*Textauszug:*

----------

Moderne Informationstechnik ist letzten Endes ein Schlüssel zur Reduzierung des administrativen Aufwandes und zum Abbau der Bürokratie. Vorausgesetzt, die informationstechnischen Systeme werden ebenfalls - wie die Führungsorganisationen - nach strategischen Geschäftseinheiten und Geschäftsprozessen und nicht länger nach Funktionen ausgerichtet.

Die Überlebens- und Konkurrenzfähigkeit eines Unternehmens wird nicht durch Fortschreiben von Vergangenheitstrends gesichert.

Wer künftig im Markt Erlolg haben will, muß sich in seinen Aktivitäten an Markt- und Wettbewerbsstrukturen orientieren die für einen mittelfristigen Zeitraum von fünf bis sechs Jahren erwartet werden.

Akzeptiert wird heute allgemein, daß die Produkt- und Marktstrategie eines Unternehmens, aber auch seine Unternehmensstrukturen, frühzeitig auf diese erwartete Wettbewerbssituation auszurichten sind.

Mit einer Optimierung traditioneller Ablaufstrukturen und Arbeitsorganisationen ist es da nicht mehr getan. Unternehmen müssen klar nach Märkten ausgerichtet, die Führungsorganisationen nach Geschäftsprozessen neu strukturiert werden.

----------

*Vorliegende Datensätze:*
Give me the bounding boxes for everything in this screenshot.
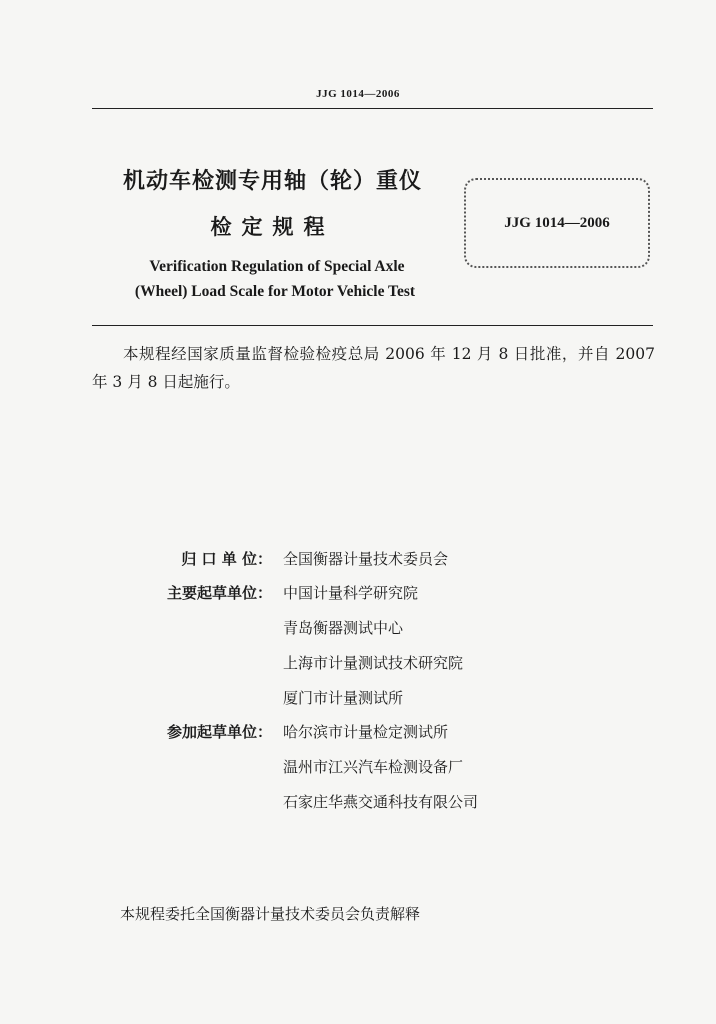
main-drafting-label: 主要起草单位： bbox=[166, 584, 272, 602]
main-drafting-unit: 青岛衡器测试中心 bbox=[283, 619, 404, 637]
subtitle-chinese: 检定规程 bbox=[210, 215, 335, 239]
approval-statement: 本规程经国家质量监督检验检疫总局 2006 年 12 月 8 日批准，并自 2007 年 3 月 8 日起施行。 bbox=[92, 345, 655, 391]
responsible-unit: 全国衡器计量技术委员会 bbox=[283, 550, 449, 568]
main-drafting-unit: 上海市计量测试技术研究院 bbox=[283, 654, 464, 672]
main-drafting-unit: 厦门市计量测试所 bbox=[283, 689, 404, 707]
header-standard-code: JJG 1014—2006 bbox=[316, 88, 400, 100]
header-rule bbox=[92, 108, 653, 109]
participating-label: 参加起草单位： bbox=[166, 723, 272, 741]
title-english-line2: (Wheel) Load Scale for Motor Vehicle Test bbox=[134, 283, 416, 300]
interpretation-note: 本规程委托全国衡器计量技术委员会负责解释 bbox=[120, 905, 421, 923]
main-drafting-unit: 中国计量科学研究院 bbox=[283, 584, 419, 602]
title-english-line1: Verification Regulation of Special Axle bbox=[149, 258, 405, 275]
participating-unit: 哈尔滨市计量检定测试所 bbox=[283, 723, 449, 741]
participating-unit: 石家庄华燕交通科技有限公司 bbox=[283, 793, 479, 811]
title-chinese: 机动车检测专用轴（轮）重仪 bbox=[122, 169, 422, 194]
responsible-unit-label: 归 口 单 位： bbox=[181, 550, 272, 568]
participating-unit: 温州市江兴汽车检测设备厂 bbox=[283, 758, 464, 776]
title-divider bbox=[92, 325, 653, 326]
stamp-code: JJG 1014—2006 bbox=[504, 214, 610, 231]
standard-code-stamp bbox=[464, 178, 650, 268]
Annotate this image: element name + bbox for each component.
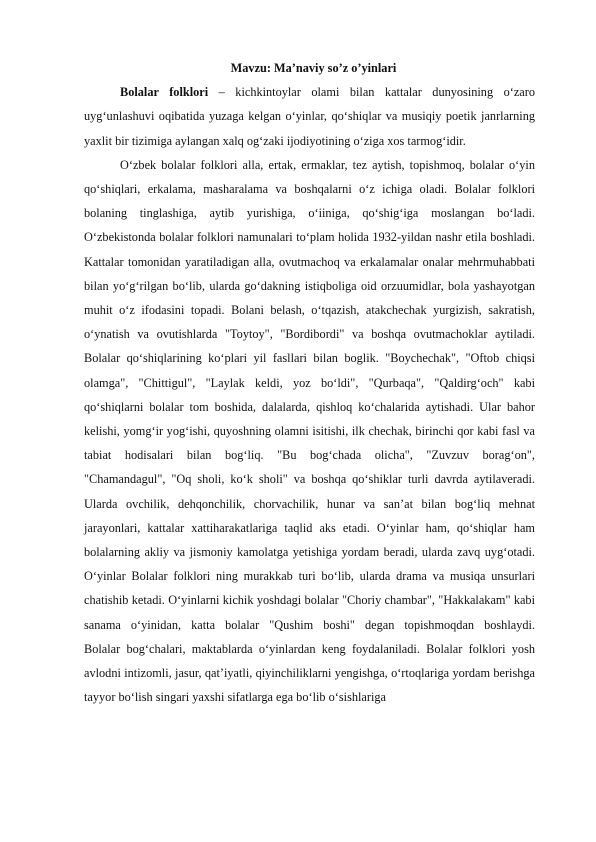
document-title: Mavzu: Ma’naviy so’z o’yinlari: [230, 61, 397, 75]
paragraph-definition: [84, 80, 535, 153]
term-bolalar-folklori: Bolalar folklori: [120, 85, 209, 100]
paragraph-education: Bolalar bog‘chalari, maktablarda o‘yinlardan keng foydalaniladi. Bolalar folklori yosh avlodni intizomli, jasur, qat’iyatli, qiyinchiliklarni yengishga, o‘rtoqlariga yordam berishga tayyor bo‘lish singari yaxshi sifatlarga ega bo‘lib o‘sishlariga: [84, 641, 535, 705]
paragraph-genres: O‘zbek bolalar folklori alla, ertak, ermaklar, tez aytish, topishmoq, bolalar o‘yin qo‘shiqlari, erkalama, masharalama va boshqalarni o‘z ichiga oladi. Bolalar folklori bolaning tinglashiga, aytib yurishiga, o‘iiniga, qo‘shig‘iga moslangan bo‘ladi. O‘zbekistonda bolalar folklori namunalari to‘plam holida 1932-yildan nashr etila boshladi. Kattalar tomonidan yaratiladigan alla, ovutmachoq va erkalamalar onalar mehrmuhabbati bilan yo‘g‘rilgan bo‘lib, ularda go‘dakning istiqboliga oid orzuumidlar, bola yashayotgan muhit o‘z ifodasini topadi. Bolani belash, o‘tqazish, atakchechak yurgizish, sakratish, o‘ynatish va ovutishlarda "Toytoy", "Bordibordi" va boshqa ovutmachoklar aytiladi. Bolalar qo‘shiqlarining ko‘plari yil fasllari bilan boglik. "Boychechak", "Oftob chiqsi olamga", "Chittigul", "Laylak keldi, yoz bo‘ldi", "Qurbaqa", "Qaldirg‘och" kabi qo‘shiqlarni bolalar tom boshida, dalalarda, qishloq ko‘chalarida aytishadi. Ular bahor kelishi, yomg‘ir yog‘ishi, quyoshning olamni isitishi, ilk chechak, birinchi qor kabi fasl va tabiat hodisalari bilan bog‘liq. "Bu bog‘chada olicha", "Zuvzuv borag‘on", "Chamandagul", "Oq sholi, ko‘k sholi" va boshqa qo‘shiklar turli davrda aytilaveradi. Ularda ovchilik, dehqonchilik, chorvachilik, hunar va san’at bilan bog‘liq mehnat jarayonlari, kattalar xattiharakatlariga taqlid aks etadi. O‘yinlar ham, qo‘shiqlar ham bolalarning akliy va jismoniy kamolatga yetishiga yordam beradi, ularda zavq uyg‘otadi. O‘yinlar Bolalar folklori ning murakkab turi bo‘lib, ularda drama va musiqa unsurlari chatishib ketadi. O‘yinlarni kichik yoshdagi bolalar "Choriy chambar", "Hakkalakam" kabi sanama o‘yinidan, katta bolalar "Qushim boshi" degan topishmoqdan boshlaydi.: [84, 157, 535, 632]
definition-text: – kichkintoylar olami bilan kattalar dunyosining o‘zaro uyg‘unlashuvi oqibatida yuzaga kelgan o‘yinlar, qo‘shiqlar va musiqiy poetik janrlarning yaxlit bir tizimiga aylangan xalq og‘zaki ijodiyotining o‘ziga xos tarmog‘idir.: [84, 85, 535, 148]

----------

*Was zu tun ist:*
- a) Gib den Textauszug über Informationstechnik und Unternehmensstrategie vollständig und Wort für Wort wieder.
- b) Zitiere aus den Datensätzen die Zeilen ab der Zeile mit „document-title: Mavzu: Ma’naviy“ bis einschließlich der Zeile mit „term-bolalar-folklori: Bolalar folklori: [120, 85, 209, 100]“.

*Lösungen je Aufgabe:*
- a)
Moderne Informationstechnik ist letzten Endes ein Schlüssel zur Reduzierung des administrativen Aufwandes und zum Abbau der Bürokratie. Vorausgesetzt, die informationstechnischen Systeme werden ebenfalls - wie die Führungsorganisationen - nach strategischen Geschäftseinheiten und Geschäftsprozessen und nicht länger nach Funktionen ausgerichtet.

Die Überlebens- und Konkurrenzfähigkeit eines Unternehmens wird nicht durch Fortschreiben von Vergangenheitstrends gesichert.

Wer künftig im Markt Erlolg haben will, muß sich in seinen Aktivitäten an Markt- und Wettbewerbsstrukturen orientieren die für einen mittelfristigen Zeitraum von fünf bis sechs Jahren erwartet werden.

Akzeptiert wird heute allgemein, daß die Produkt- und Marktstrategie eines Unternehmens, aber auch seine Unternehmensstrukturen, frühzeitig auf diese erwartete Wettbewerbssituation auszurichten sind.

Mit einer Optimierung traditioneller Ablaufstrukturen und Arbeitsorganisationen ist es da nicht mehr getan. Unternehmen müssen klar nach Märkten ausgerichtet, die Führungsorganisationen nach Geschäftsprozessen neu strukturiert werden.

- b)
document-title: Mavzu: Ma’naviy so’z o’yinlari: [230, 61, 397, 75]
paragraph-definition: [84, 80, 535, 153]
term-bolalar-folklori: Bolalar folklori: [120, 85, 209, 100]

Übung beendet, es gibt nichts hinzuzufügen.